** AIM **
Set the listing down again in full, word for word, with the pictures left out.

** RECORDS FOR THE EXERCISE **
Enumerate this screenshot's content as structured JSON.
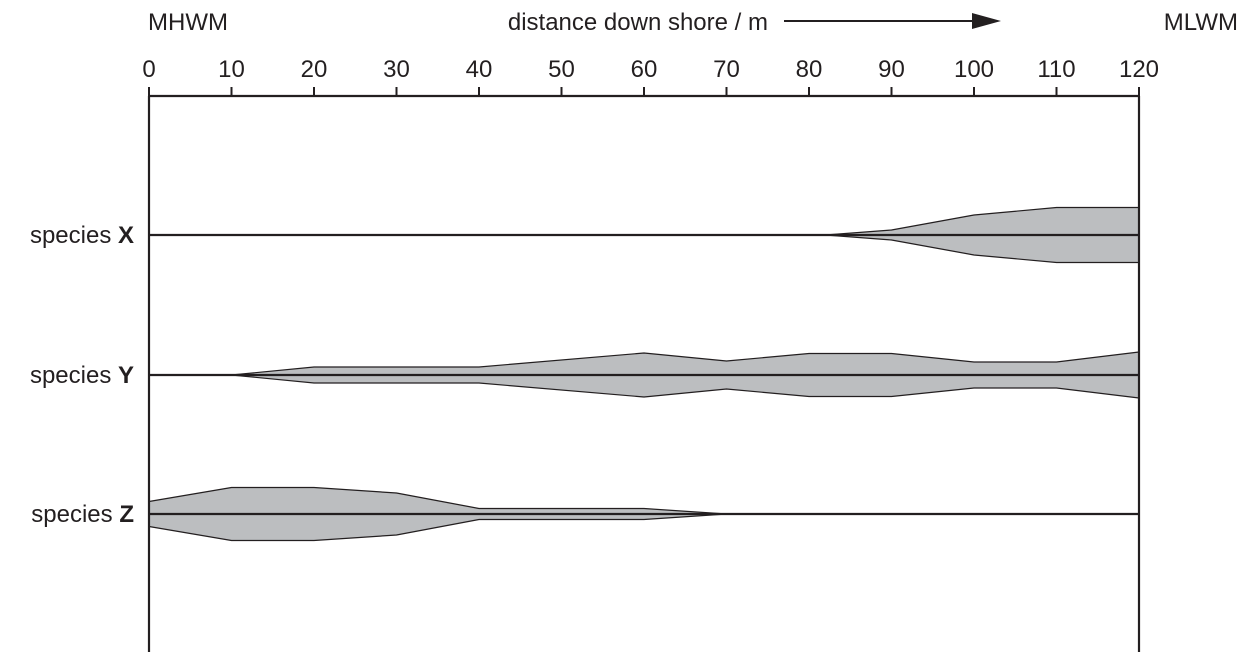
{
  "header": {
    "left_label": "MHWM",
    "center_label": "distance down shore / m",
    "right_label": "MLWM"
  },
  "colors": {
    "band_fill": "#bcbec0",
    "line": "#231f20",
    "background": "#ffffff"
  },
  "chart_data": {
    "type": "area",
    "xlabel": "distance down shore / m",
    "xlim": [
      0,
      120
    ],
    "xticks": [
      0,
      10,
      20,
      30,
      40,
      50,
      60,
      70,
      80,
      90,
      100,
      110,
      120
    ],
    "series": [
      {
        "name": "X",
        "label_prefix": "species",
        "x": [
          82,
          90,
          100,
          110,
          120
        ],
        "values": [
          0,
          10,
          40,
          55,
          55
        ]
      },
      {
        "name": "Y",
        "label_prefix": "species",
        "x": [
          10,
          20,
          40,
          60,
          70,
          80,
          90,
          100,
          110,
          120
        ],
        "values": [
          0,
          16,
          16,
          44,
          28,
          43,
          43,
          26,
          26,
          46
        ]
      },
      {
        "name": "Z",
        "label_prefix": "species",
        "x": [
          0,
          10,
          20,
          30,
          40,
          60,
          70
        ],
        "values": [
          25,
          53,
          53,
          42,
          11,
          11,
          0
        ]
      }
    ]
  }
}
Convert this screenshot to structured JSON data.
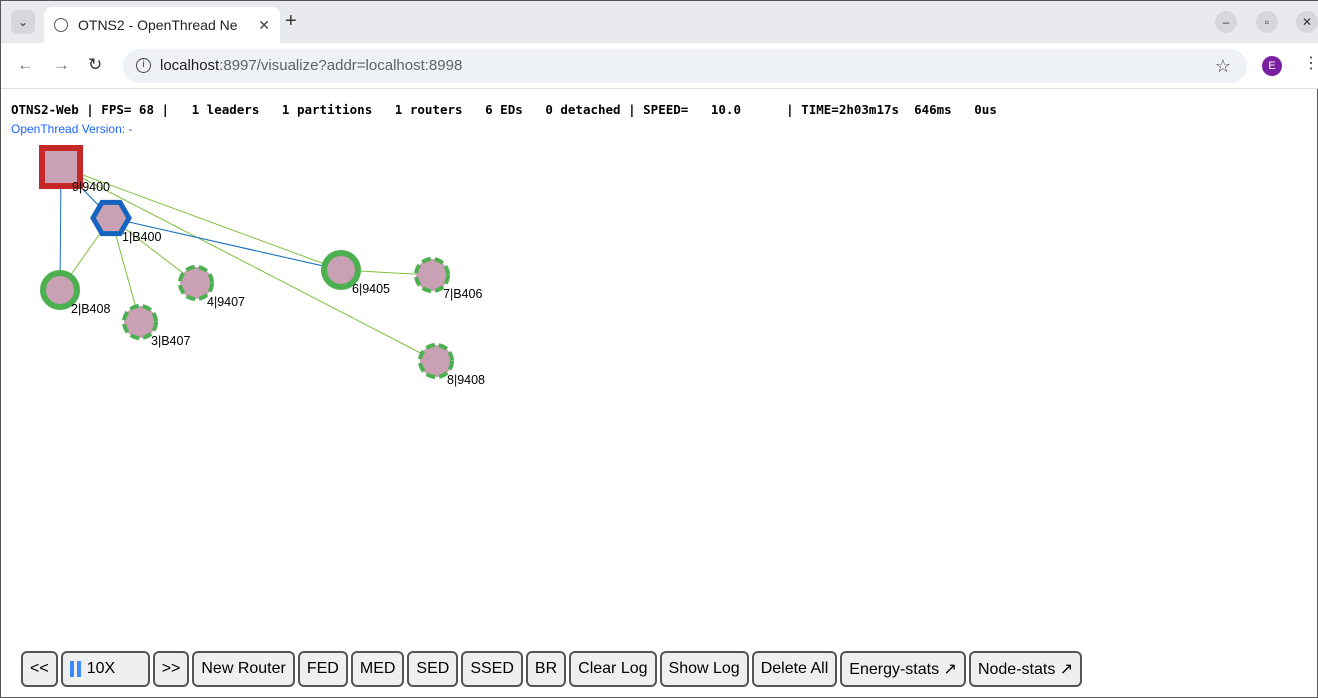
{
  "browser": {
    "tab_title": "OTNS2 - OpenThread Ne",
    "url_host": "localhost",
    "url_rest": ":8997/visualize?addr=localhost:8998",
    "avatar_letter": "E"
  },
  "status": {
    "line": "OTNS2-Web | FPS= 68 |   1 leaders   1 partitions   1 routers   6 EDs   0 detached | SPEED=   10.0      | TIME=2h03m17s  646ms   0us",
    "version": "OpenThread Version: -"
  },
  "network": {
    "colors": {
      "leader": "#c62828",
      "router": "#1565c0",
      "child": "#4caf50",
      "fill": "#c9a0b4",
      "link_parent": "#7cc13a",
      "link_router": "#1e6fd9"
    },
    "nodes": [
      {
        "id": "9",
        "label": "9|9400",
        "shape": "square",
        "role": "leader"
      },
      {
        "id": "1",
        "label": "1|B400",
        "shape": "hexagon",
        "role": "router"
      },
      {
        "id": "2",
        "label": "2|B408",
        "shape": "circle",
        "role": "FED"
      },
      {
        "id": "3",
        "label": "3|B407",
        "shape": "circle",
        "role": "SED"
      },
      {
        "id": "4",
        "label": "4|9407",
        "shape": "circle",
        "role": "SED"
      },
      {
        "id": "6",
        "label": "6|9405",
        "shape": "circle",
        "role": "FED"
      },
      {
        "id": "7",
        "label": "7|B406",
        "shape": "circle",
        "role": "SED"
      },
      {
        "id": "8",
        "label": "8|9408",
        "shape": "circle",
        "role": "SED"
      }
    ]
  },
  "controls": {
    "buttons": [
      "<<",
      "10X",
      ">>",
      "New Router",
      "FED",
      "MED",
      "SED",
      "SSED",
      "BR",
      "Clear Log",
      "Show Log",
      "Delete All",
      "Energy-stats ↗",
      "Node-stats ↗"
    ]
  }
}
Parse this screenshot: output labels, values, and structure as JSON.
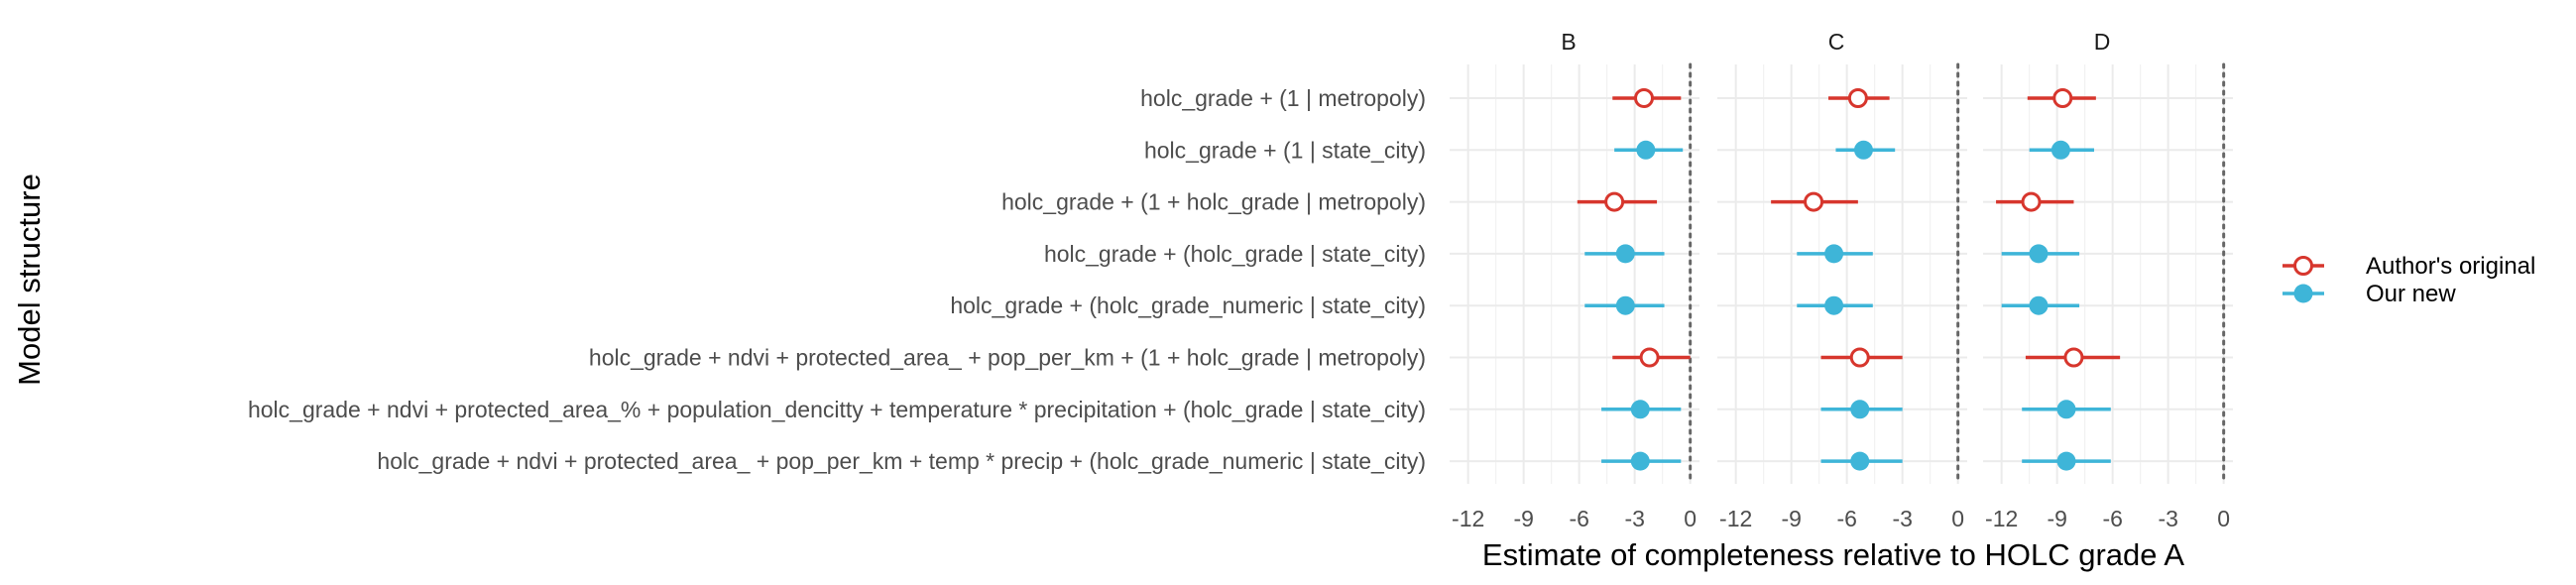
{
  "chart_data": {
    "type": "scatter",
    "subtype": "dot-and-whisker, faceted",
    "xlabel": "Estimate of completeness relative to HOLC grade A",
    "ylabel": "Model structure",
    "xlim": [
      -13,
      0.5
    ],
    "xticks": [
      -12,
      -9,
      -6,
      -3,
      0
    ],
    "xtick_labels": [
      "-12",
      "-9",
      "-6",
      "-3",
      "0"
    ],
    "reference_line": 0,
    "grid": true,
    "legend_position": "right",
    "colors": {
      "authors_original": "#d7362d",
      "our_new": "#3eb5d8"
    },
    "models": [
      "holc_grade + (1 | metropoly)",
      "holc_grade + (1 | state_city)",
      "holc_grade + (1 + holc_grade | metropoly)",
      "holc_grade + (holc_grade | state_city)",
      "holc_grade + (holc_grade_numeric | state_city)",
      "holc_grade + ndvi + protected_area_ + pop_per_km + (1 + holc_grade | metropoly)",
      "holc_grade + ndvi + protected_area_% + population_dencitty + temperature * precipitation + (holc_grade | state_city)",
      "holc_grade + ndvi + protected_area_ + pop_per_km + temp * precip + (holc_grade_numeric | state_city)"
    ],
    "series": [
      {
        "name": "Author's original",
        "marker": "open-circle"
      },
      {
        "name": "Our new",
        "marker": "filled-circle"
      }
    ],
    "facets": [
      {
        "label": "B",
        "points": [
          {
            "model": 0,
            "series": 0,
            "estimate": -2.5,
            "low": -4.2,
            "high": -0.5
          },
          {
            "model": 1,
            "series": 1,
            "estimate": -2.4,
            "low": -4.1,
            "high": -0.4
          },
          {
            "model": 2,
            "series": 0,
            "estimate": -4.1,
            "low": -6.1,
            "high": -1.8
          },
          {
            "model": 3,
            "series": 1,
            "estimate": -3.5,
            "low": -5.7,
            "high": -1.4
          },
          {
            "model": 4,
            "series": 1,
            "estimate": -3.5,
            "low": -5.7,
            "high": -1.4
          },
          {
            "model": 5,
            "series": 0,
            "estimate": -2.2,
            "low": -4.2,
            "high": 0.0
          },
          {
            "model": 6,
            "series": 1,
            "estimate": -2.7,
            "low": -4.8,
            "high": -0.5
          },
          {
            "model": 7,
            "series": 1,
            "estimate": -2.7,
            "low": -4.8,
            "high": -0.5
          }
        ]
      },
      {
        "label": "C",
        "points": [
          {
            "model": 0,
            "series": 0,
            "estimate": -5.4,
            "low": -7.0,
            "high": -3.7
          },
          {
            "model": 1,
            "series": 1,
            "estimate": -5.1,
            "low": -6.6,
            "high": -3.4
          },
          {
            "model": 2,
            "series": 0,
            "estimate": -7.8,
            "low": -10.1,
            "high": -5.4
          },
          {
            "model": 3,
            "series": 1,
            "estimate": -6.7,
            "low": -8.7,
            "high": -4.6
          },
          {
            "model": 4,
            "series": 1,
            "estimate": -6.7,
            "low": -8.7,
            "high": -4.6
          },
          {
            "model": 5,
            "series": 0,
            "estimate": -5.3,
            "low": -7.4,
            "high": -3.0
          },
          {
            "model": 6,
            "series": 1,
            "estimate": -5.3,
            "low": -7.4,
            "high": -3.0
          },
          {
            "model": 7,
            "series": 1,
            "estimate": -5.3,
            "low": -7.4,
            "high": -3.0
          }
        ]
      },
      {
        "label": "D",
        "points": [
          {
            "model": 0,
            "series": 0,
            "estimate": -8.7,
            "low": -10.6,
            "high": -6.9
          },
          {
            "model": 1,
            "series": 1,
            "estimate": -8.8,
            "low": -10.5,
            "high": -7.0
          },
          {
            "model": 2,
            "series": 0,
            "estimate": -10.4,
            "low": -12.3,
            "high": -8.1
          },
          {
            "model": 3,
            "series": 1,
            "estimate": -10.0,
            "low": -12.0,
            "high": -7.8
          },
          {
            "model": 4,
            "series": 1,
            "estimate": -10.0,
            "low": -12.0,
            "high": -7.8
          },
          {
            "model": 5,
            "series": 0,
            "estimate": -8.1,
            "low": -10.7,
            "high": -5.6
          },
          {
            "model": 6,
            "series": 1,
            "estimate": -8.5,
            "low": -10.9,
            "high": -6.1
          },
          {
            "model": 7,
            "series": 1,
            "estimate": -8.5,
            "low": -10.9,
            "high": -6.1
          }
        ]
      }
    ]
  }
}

** TASK RESULT **
Enumerate this screenshot's content as structured JSON.
{
  "header": {
    "left_label": "MHWM",
    "center_label": "distance down shore / m",
    "right_label": "MLWM"
  },
  "colors": {
    "band_fill": "#bcbec0",
    "line": "#231f20",
    "background": "#ffffff"
  },
  "chart_data": {
    "type": "area",
    "xlabel": "distance down shore / m",
    "xlim": [
      0,
      120
    ],
    "xticks": [
      0,
      10,
      20,
      30,
      40,
      50,
      60,
      70,
      80,
      90,
      100,
      110,
      120
    ],
    "series": [
      {
        "name": "X",
        "label_prefix": "species",
        "x": [
          82,
          90,
          100,
          110,
          120
        ],
        "values": [
          0,
          10,
          40,
          55,
          55
        ]
      },
      {
        "name": "Y",
        "label_prefix": "species",
        "x": [
          10,
          20,
          40,
          60,
          70,
          80,
          90,
          100,
          110,
          120
        ],
        "values": [
          0,
          16,
          16,
          44,
          28,
          43,
          43,
          26,
          26,
          46
        ]
      },
      {
        "name": "Z",
        "label_prefix": "species",
        "x": [
          0,
          10,
          20,
          30,
          40,
          60,
          70
        ],
        "values": [
          25,
          53,
          53,
          42,
          11,
          11,
          0
        ]
      }
    ]
  }
}
Convert this screenshot to structured JSON data.
{
  "browser": {
    "tab_title": "OTNS2 - OpenThread Ne",
    "url_host": "localhost",
    "url_rest": ":8997/visualize?addr=localhost:8998",
    "avatar_letter": "E"
  },
  "status": {
    "line": "OTNS2-Web | FPS= 68 |   1 leaders   1 partitions   1 routers   6 EDs   0 detached | SPEED=   10.0      | TIME=2h03m17s  646ms   0us",
    "version": "OpenThread Version: -"
  },
  "network": {
    "colors": {
      "leader": "#c62828",
      "router": "#1565c0",
      "child": "#4caf50",
      "fill": "#c9a0b4",
      "link_parent": "#7cc13a",
      "link_router": "#1e6fd9"
    },
    "nodes": [
      {
        "id": "9",
        "label": "9|9400",
        "shape": "square",
        "role": "leader"
      },
      {
        "id": "1",
        "label": "1|B400",
        "shape": "hexagon",
        "role": "router"
      },
      {
        "id": "2",
        "label": "2|B408",
        "shape": "circle",
        "role": "FED"
      },
      {
        "id": "3",
        "label": "3|B407",
        "shape": "circle",
        "role": "SED"
      },
      {
        "id": "4",
        "label": "4|9407",
        "shape": "circle",
        "role": "SED"
      },
      {
        "id": "6",
        "label": "6|9405",
        "shape": "circle",
        "role": "FED"
      },
      {
        "id": "7",
        "label": "7|B406",
        "shape": "circle",
        "role": "SED"
      },
      {
        "id": "8",
        "label": "8|9408",
        "shape": "circle",
        "role": "SED"
      }
    ]
  },
  "controls": {
    "buttons": [
      "<<",
      "10X",
      ">>",
      "New Router",
      "FED",
      "MED",
      "SED",
      "SSED",
      "BR",
      "Clear Log",
      "Show Log",
      "Delete All",
      "Energy-stats ↗",
      "Node-stats ↗"
    ]
  }
}
Parse this screenshot: output labels, values, and structure as JSON.
{
  "chart_data": {
    "type": "scatter",
    "subtype": "dot-and-whisker, faceted",
    "xlabel": "Estimate of completeness relative to HOLC grade A",
    "ylabel": "Model structure",
    "xlim": [
      -13,
      0.5
    ],
    "xticks": [
      -12,
      -9,
      -6,
      -3,
      0
    ],
    "xtick_labels": [
      "-12",
      "-9",
      "-6",
      "-3",
      "0"
    ],
    "reference_line": 0,
    "grid": true,
    "legend_position": "right",
    "colors": {
      "authors_original": "#d7362d",
      "our_new": "#3eb5d8"
    },
    "models": [
      "holc_grade + (1 | metropoly)",
      "holc_grade + (1 | state_city)",
      "holc_grade + (1 + holc_grade | metropoly)",
      "holc_grade + (holc_grade | state_city)",
      "holc_grade + (holc_grade_numeric | state_city)",
      "holc_grade + ndvi + protected_area_ + pop_per_km + (1 + holc_grade | metropoly)",
      "holc_grade + ndvi + protected_area_% + population_dencitty + temperature * precipitation + (holc_grade | state_city)",
      "holc_grade + ndvi + protected_area_ + pop_per_km + temp * precip + (holc_grade_numeric | state_city)"
    ],
    "series": [
      {
        "name": "Author's original",
        "marker": "open-circle"
      },
      {
        "name": "Our new",
        "marker": "filled-circle"
      }
    ],
    "facets": [
      {
        "label": "B",
        "points": [
          {
            "model": 0,
            "series": 0,
            "estimate": -2.5,
            "low": -4.2,
            "high": -0.5
          },
          {
            "model": 1,
            "series": 1,
            "estimate": -2.4,
            "low": -4.1,
            "high": -0.4
          },
          {
            "model": 2,
            "series": 0,
            "estimate": -4.1,
            "low": -6.1,
            "high": -1.8
          },
          {
            "model": 3,
            "series": 1,
            "estimate": -3.5,
            "low": -5.7,
            "high": -1.4
          },
          {
            "model": 4,
            "series": 1,
            "estimate": -3.5,
            "low": -5.7,
            "high": -1.4
          },
          {
            "model": 5,
            "series": 0,
            "estimate": -2.2,
            "low": -4.2,
            "high": 0.0
          },
          {
            "model": 6,
            "series": 1,
            "estimate": -2.7,
            "low": -4.8,
            "high": -0.5
          },
          {
            "model": 7,
            "series": 1,
            "estimate": -2.7,
            "low": -4.8,
            "high": -0.5
          }
        ]
      },
      {
        "label": "C",
        "points": [
          {
            "model": 0,
            "series": 0,
            "estimate": -5.4,
            "low": -7.0,
            "high": -3.7
          },
          {
            "model": 1,
            "series": 1,
            "estimate": -5.1,
            "low": -6.6,
            "high": -3.4
          },
          {
            "model": 2,
            "series": 0,
            "estimate": -7.8,
            "low": -10.1,
            "high": -5.4
          },
          {
            "model": 3,
            "series": 1,
            "estimate": -6.7,
            "low": -8.7,
            "high": -4.6
          },
          {
            "model": 4,
            "series": 1,
            "estimate": -6.7,
            "low": -8.7,
            "high": -4.6
          },
          {
            "model": 5,
            "series": 0,
            "estimate": -5.3,
            "low": -7.4,
            "high": -3.0
          },
          {
            "model": 6,
            "series": 1,
            "estimate": -5.3,
            "low": -7.4,
            "high": -3.0
          },
          {
            "model": 7,
            "series": 1,
            "estimate": -5.3,
            "low": -7.4,
            "high": -3.0
          }
        ]
      },
      {
        "label": "D",
        "points": [
          {
            "model": 0,
            "series": 0,
            "estimate": -8.7,
            "low": -10.6,
            "high": -6.9
          },
          {
            "model": 1,
            "series": 1,
            "estimate": -8.8,
            "low": -10.5,
            "high": -7.0
          },
          {
            "model": 2,
            "series": 0,
            "estimate": -10.4,
            "low": -12.3,
            "high": -8.1
          },
          {
            "model": 3,
            "series": 1,
            "estimate": -10.0,
            "low": -12.0,
            "high": -7.8
          },
          {
            "model": 4,
            "series": 1,
            "estimate": -10.0,
            "low": -12.0,
            "high": -7.8
          },
          {
            "model": 5,
            "series": 0,
            "estimate": -8.1,
            "low": -10.7,
            "high": -5.6
          },
          {
            "model": 6,
            "series": 1,
            "estimate": -8.5,
            "low": -10.9,
            "high": -6.1
          },
          {
            "model": 7,
            "series": 1,
            "estimate": -8.5,
            "low": -10.9,
            "high": -6.1
          }
        ]
      }
    ]
  }
}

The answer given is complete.